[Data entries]
BEGIN

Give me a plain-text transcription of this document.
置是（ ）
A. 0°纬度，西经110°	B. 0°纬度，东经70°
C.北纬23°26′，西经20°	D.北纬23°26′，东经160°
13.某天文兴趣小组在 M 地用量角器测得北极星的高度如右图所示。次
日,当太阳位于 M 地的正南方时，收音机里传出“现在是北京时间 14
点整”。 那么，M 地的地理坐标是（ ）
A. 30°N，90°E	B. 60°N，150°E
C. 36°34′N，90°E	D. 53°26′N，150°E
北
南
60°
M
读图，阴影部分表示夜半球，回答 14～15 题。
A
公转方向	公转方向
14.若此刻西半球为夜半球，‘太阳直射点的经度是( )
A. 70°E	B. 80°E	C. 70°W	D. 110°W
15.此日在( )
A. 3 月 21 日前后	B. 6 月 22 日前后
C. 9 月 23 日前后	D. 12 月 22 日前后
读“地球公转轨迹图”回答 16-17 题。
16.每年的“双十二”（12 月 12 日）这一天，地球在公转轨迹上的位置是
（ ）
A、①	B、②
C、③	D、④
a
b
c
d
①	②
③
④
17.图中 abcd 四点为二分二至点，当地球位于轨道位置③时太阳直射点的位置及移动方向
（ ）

END
BEGIN

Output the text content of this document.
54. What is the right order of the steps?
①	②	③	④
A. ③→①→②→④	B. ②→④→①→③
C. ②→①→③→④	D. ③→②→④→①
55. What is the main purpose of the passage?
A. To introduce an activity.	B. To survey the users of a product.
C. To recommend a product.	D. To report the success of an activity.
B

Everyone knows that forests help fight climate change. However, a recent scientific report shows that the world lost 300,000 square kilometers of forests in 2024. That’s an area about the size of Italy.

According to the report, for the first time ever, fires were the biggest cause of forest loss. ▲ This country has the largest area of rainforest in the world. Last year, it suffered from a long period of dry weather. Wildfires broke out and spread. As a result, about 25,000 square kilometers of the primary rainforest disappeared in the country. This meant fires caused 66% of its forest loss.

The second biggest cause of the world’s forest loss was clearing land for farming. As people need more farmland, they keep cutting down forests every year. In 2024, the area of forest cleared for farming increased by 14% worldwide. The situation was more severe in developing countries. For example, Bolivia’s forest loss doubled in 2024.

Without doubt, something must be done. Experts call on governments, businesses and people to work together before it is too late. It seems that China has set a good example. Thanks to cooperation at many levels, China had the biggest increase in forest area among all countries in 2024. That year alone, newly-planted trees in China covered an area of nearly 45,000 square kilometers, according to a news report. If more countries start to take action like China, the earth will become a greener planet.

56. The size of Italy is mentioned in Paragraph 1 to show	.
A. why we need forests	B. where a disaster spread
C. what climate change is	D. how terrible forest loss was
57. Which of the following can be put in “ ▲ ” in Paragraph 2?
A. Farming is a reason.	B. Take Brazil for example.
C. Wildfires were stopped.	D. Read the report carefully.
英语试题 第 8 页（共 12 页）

END

Stated problem >> Collect the lines that hold "document".

Answer for this exercise >>
Give me a plain-text transcription of this document.
Output the text content of this document.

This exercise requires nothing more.